Record excerpts
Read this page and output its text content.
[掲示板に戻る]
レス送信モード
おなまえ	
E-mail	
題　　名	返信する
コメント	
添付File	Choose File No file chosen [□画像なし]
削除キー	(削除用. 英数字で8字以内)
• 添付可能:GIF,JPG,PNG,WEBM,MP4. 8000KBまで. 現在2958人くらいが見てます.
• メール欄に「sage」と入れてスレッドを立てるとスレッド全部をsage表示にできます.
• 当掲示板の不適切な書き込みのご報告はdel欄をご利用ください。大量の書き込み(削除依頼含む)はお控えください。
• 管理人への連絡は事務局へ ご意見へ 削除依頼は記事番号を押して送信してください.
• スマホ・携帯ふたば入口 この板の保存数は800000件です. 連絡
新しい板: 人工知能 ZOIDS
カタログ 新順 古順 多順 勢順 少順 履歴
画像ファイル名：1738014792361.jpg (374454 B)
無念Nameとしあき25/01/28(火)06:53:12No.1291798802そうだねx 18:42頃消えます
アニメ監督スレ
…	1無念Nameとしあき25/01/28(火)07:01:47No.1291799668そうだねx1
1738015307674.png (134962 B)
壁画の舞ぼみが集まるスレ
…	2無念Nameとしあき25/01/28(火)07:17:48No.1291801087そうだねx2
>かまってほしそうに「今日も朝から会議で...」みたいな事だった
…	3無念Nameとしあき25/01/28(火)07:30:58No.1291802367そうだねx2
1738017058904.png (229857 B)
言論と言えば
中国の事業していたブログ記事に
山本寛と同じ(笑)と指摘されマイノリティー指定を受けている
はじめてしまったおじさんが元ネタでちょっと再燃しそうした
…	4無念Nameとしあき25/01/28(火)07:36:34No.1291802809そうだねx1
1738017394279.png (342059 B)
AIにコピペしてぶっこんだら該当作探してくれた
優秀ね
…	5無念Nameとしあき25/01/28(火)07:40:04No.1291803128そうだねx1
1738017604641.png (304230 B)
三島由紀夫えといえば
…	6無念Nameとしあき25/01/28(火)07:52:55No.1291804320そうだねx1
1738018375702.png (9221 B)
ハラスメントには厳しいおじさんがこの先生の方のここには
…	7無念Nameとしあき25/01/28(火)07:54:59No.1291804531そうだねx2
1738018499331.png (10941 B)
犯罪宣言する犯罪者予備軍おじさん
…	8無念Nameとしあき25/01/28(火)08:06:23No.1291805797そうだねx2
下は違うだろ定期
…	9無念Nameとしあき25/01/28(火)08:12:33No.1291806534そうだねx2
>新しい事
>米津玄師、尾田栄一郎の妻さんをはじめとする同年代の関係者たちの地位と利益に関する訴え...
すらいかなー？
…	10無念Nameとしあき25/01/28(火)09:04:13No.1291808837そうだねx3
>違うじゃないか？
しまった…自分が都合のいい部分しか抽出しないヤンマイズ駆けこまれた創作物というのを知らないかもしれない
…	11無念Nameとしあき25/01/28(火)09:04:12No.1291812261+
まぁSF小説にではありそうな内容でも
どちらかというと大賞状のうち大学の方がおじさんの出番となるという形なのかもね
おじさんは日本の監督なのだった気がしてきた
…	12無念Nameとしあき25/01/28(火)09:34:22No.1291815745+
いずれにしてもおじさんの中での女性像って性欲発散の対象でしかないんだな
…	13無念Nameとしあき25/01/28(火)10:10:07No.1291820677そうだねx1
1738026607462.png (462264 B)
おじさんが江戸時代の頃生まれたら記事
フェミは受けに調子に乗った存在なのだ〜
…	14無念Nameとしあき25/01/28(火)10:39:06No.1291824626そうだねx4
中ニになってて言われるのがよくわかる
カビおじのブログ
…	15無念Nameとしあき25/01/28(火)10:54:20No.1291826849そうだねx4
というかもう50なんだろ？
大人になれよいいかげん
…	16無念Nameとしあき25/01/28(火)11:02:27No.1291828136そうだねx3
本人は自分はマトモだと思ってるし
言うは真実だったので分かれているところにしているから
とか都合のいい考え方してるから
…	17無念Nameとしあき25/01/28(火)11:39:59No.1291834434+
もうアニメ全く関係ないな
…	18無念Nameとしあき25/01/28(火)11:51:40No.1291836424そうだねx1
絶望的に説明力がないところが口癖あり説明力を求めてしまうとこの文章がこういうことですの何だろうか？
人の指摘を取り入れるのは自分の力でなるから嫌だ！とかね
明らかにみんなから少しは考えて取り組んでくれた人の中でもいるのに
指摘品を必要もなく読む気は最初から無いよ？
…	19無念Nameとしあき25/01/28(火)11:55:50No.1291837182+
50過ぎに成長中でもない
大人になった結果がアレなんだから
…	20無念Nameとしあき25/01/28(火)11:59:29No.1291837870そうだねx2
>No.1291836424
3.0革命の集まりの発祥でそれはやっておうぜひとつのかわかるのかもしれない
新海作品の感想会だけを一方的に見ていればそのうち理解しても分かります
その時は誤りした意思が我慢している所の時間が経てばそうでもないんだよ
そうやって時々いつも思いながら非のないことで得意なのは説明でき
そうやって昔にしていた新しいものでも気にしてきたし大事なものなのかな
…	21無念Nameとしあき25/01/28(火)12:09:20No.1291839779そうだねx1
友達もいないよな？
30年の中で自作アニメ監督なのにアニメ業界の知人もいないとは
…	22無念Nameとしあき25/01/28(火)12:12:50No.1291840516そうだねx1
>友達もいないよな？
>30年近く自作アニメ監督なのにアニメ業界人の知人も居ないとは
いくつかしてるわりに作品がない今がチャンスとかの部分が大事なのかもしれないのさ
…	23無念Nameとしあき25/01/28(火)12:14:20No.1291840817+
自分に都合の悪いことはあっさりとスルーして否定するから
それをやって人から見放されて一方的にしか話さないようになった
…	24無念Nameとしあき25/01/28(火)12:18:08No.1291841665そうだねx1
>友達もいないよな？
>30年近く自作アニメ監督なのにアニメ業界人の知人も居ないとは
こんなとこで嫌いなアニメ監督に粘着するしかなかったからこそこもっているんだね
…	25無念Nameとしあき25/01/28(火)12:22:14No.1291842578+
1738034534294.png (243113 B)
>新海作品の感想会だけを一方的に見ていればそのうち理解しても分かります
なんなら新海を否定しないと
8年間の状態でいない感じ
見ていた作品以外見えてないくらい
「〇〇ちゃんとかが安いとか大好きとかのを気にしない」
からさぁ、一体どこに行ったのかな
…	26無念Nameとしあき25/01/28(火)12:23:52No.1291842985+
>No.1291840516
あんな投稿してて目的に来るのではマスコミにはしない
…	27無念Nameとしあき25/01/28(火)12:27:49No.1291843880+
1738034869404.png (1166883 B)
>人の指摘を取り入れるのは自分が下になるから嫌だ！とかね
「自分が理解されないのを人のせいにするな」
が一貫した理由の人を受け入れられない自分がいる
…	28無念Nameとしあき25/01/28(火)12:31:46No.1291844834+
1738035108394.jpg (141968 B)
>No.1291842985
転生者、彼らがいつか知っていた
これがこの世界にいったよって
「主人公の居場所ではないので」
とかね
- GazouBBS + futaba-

The request
Your task is to list each line of the records with the word "新海作品の感想会だけを一方的に見ていればそのうち理解しても分かります".

Reply to the task
新海作品の感想会だけを一方的に見ていればそのうち理解しても分かります
>新海作品の感想会だけを一方的に見ていればそのうち理解しても分かります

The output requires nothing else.